DATA SUPPLIED
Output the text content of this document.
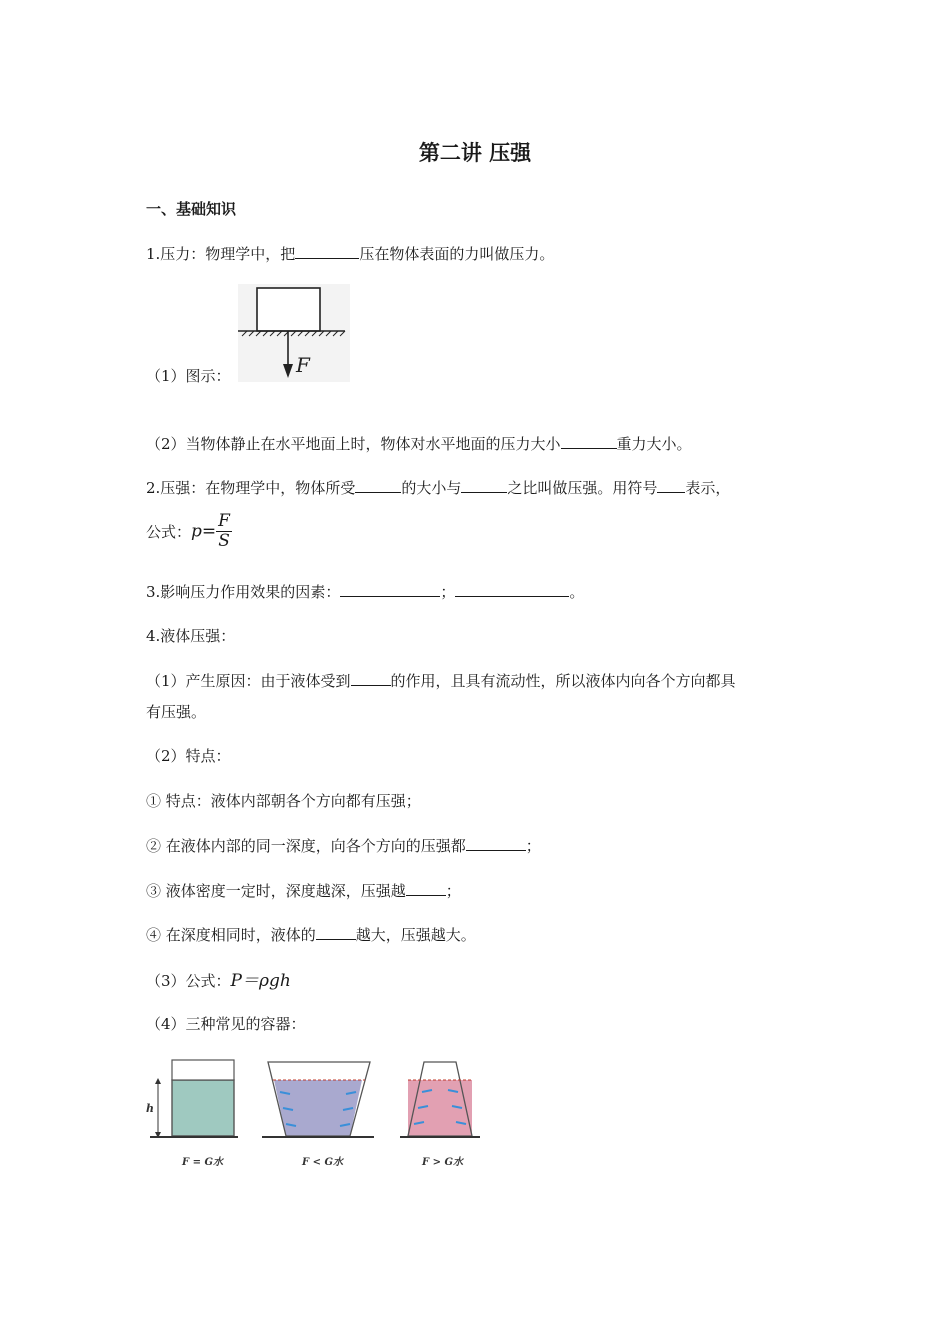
第二讲 压强
一、基础知识
1.压力：物理学中，把	压在物体表面的力叫做压力。
（1）图示：	F
（2）当物体静止在水平地面上时，物体对水平地面的压力大小	重力大小。
2.压强：在物理学中，物体所受	的大小与	之比叫做压强。用符号 表示，
公式：$p= \frac{F}{S}$
3.影响压力作用效果的因素：	；	。
4.液体压强：
（1）产生原因：由于液体受到	的作用，且具有流动性，所以液体内向各个方向都具
有压强。
（2）特点：
① 特点：液体内部朝各个方向都有压强；
② 在液体内部的同一深度，向各个方向的压强都	；
③ 液体密度一定时，深度越深，压强越	；
④ 在深度相同时，液体的	越大，压强越大。
（3）公式：P＝ρgh
（4）三种常见的容器：
h
F = G水	F < G水	F > G水
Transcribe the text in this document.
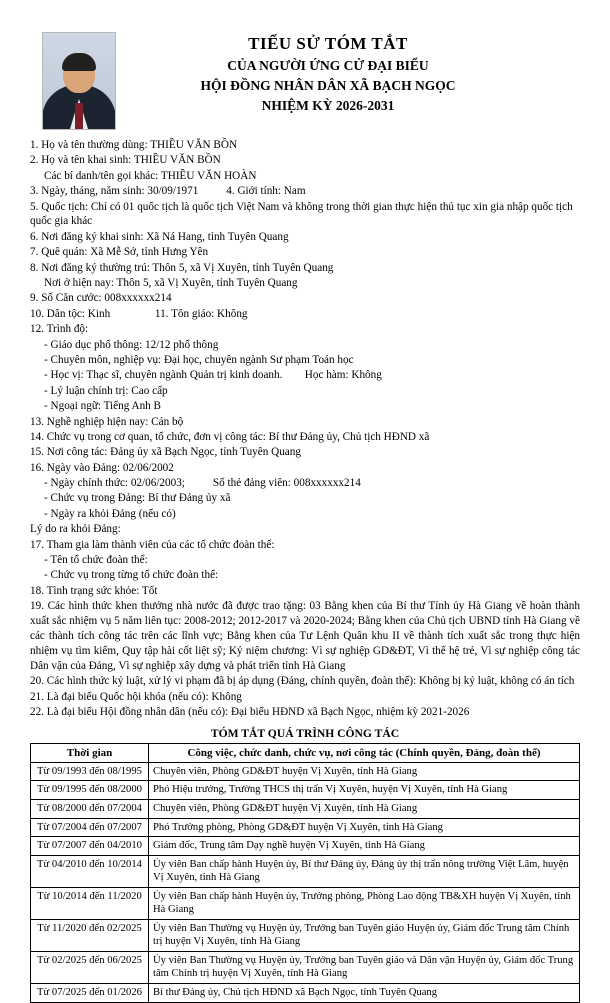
TIỂU SỬ TÓM TẮT
CỦA NGƯỜI ỨNG CỬ ĐẠI BIỂU
HỘI ĐỒNG NHÂN DÂN XÃ BẠCH NGỌC
NHIỆM KỲ 2026-2031

1. Họ và tên thường dùng: THIỀU VĂN BỒN

2. Họ và tên khai sinh: THIỀU VĂN BỒN

Các bí danh/tên gọi khác: THIỀU VĂN HOÀN

3. Ngày, tháng, năm sinh: 30/09/1971          4. Giới tính: Nam

5. Quốc tịch: Chỉ có 01 quốc tịch là quốc tịch Việt Nam và không trong thời gian thực hiện thủ tục xin gia nhập quốc tịch quốc gia khác

6. Nơi đăng ký khai sinh: Xã Ná Hang, tỉnh Tuyên Quang

7. Quê quán: Xã Mễ Sở, tỉnh Hưng Yên

8. Nơi đăng ký thường trú: Thôn 5, xã Vị Xuyên, tỉnh Tuyên Quang

Nơi ở hiện nay: Thôn 5, xã Vị Xuyên, tỉnh Tuyên Quang

9. Số Căn cước: 008xxxxxx214

10. Dân tộc: Kinh                11. Tôn giáo: Không

12. Trình độ:

- Giáo dục phổ thông: 12/12 phổ thông

- Chuyên môn, nghiệp vụ: Đại học, chuyên ngành Sư phạm Toán học

- Học vị: Thạc sĩ, chuyên ngành Quản trị kinh doanh.        Học hàm: Không

- Lý luận chính trị: Cao cấp

- Ngoại ngữ: Tiếng Anh B

13. Nghề nghiệp hiện nay: Cán bộ

14. Chức vụ trong cơ quan, tổ chức, đơn vị công tác: Bí thư Đảng ủy, Chủ tịch HĐND xã

15. Nơi công tác: Đảng ủy xã Bạch Ngọc, tỉnh Tuyên Quang

16. Ngày vào Đảng: 02/06/2002

- Ngày chính thức: 02/06/2003;          Số thẻ đảng viên: 008xxxxxx214

- Chức vụ trong Đảng: Bí thư Đảng ủy xã

- Ngày ra khỏi Đảng (nếu có)

Lý do ra khỏi Đảng:

17. Tham gia làm thành viên của các tổ chức đoàn thể:

- Tên tổ chức đoàn thể:

- Chức vụ trong từng tổ chức đoàn thể:

18. Tình trạng sức khỏe: Tốt

19. Các hình thức khen thưởng nhà nước đã được trao tặng: 03 Bằng khen của Bí thư Tỉnh ủy Hà Giang về hoàn thành xuất sắc nhiệm vụ 5 năm liên tục: 2008-2012; 2012-2017 và 2020-2024; Bằng khen của Chủ tịch UBND tỉnh Hà Giang về các thành tích công tác trên các lĩnh vực; Bằng khen của Tư Lệnh Quân khu II về thành tích xuất sắc trong thực hiện nhiệm vụ tìm kiếm, Quy tập hài cốt liệt sỹ; Kỷ niệm chương: Vì sự nghiệp GD&ĐT, Vì thế hệ trẻ, Vì sự nghiệp công tác Dân vận của Đảng, Vì sự nghiệp xây dựng và phát triển tỉnh Hà Giang

20. Các hình thức kỷ luật, xử lý vi phạm đã bị áp dụng (Đảng, chính quyền, đoàn thể): Không bị kỷ luật, không có án tích

21. Là đại biểu Quốc hội khóa (nếu có): Không

22. Là đại biểu Hội đồng nhân dân (nếu có): Đại biểu HĐND xã Bạch Ngọc, nhiệm kỳ 2021-2026

TÓM TẮT QUÁ TRÌNH CÔNG TÁC
Thời gian	Công việc, chức danh, chức vụ, nơi công tác (Chính quyền, Đảng, đoàn thể)
Từ 09/1993 đến 08/1995	Chuyên viên, Phòng GD&ĐT huyện Vị Xuyên, tỉnh Hà Giang
Từ 09/1995 đến 08/2000	Phó Hiệu trưởng, Trường THCS thị trấn Vị Xuyên, huyện Vị Xuyên, tỉnh Hà Giang
Từ 08/2000 đến 07/2004	Chuyên viên, Phòng GD&ĐT huyện Vị Xuyên, tỉnh Hà Giang
Từ 07/2004 đến 07/2007	Phó Trưởng phòng, Phòng GD&ĐT huyện Vị Xuyên, tỉnh Hà Giang
Từ 07/2007 đến 04/2010	Giám đốc, Trung tâm Dạy nghề huyện Vị Xuyên, tỉnh Hà Giang
Từ 04/2010 đến 10/2014	Ủy viên Ban chấp hành Huyện ủy, Bí thư Đảng ủy, Đảng ủy thị trấn nông trường Việt Lâm, huyện Vị Xuyên, tỉnh Hà Giang
Từ 10/2014 đến 11/2020	Ủy viên Ban chấp hành Huyện ủy, Trưởng phòng, Phòng Lao động TB&XH huyện Vị Xuyên, tỉnh Hà Giang
Từ 11/2020 đến 02/2025	Ủy viên Ban Thường vụ Huyện ủy, Trưởng ban Tuyên giáo Huyện ủy, Giám đốc Trung tâm Chính trị huyện Vị Xuyên, tỉnh Hà Giang
Từ 02/2025 đến 06/2025	Ủy viên Ban Thường vụ Huyện ủy, Trưởng ban Tuyên giáo và Dân vận Huyện ủy, Giám đốc Trung tâm Chính trị huyện Vị Xuyên, tỉnh Hà Giang
Từ 07/2025 đến 01/2026	Bí thư Đảng ủy, Chủ tịch HĐND xã Bạch Ngọc, tỉnh Tuyên Quang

TASK
Select the lines that carry the string "Việt" and copy them.

RESULT OF THE EXERCISE
5. Quốc tịch: Chỉ có 01 quốc tịch là quốc tịch Việt Nam và không trong thời gian thực hiện thủ tục xin gia nhập quốc tịch quốc gia khác
Từ 04/2010 đến 10/2014	Ủy viên Ban chấp hành Huyện ủy, Bí thư Đảng ủy, Đảng ủy thị trấn nông trường Việt Lâm, huyện Vị Xuyên, tỉnh Hà Giang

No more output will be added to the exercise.